## Given task
Retype the data below without altering anything.
%%
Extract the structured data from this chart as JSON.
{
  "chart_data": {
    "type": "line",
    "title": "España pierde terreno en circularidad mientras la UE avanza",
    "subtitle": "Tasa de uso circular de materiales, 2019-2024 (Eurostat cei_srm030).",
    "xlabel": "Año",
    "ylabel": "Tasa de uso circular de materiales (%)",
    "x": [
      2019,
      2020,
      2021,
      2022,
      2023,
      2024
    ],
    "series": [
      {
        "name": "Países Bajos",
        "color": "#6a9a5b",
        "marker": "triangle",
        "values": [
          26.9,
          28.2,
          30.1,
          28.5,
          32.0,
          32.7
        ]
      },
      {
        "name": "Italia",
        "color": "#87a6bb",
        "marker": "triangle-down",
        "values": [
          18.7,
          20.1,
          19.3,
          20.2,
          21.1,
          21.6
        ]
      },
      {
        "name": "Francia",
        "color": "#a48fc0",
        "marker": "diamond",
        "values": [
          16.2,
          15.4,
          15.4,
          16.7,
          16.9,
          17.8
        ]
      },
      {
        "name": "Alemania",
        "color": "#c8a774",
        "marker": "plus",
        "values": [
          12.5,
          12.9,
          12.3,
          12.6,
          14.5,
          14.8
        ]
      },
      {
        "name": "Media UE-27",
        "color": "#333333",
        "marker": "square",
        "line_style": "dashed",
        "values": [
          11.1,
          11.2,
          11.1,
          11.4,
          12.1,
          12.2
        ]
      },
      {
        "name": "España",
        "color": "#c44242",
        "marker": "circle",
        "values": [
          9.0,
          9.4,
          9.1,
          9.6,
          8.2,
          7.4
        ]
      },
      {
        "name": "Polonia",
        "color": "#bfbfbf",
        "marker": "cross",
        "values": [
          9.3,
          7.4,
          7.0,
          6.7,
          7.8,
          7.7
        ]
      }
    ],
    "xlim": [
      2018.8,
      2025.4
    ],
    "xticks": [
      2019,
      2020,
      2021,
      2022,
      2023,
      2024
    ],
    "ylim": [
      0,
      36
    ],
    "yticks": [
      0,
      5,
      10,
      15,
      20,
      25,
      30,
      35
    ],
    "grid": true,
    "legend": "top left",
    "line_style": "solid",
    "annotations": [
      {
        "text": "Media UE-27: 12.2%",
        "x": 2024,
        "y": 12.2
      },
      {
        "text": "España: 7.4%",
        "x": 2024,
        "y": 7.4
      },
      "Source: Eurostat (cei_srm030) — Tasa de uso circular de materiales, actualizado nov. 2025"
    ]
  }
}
%%
## Result
Extract the structured data from this chart as JSON.
{
  "chart_data": {
    "type": "line",
    "title": "España pierde terreno en circularidad mientras la UE avanza",
    "subtitle": "Tasa de uso circular de materiales, 2019-2024 (Eurostat cei_srm030).",
    "xlabel": "Año",
    "ylabel": "Tasa de uso circular de materiales (%)",
    "x": [
      2019,
      2020,
      2021,
      2022,
      2023,
      2024
    ],
    "series": [
      {
        "name": "Países Bajos",
        "color": "#6a9a5b",
        "marker": "triangle",
        "values": [
          26.9,
          28.2,
          30.1,
          28.5,
          32.0,
          32.7
        ]
      },
      {
        "name": "Italia",
        "color": "#87a6bb",
        "marker": "triangle-down",
        "values": [
          18.7,
          20.1,
          19.3,
          20.2,
          21.1,
          21.6
        ]
      },
      {
        "name": "Francia",
        "color": "#a48fc0",
        "marker": "diamond",
        "values": [
          16.2,
          15.4,
          15.4,
          16.7,
          16.9,
          17.8
        ]
      },
      {
        "name": "Alemania",
        "color": "#c8a774",
        "marker": "plus",
        "values": [
          12.5,
          12.9,
          12.3,
          12.6,
          14.5,
          14.8
        ]
      },
      {
        "name": "Media UE-27",
        "color": "#333333",
        "marker": "square",
        "line_style": "dashed",
        "values": [
          11.1,
          11.2,
          11.1,
          11.4,
          12.1,
          12.2
        ]
      },
      {
        "name": "España",
        "color": "#c44242",
        "marker": "circle",
        "values": [
          9.0,
          9.4,
          9.1,
          9.6,
          8.2,
          7.4
        ]
      },
      {
        "name": "Polonia",
        "color": "#bfbfbf",
        "marker": "cross",
        "values": [
          9.3,
          7.4,
          7.0,
          6.7,
          7.8,
          7.7
        ]
      }
    ],
    "xlim": [
      2018.8,
      2025.4
    ],
    "xticks": [
      2019,
      2020,
      2021,
      2022,
      2023,
      2024
    ],
    "ylim": [
      0,
      36
    ],
    "yticks": [
      0,
      5,
      10,
      15,
      20,
      25,
      30,
      35
    ],
    "grid": true,
    "legend": "top left",
    "line_style": "solid",
    "annotations": [
      {
        "text": "Media UE-27: 12.2%",
        "x": 2024,
        "y": 12.2
      },
      {
        "text": "España: 7.4%",
        "x": 2024,
        "y": 7.4
      },
      "Source: Eurostat (cei_srm030) — Tasa de uso circular de materiales, actualizado nov. 2025"
    ]
  }
}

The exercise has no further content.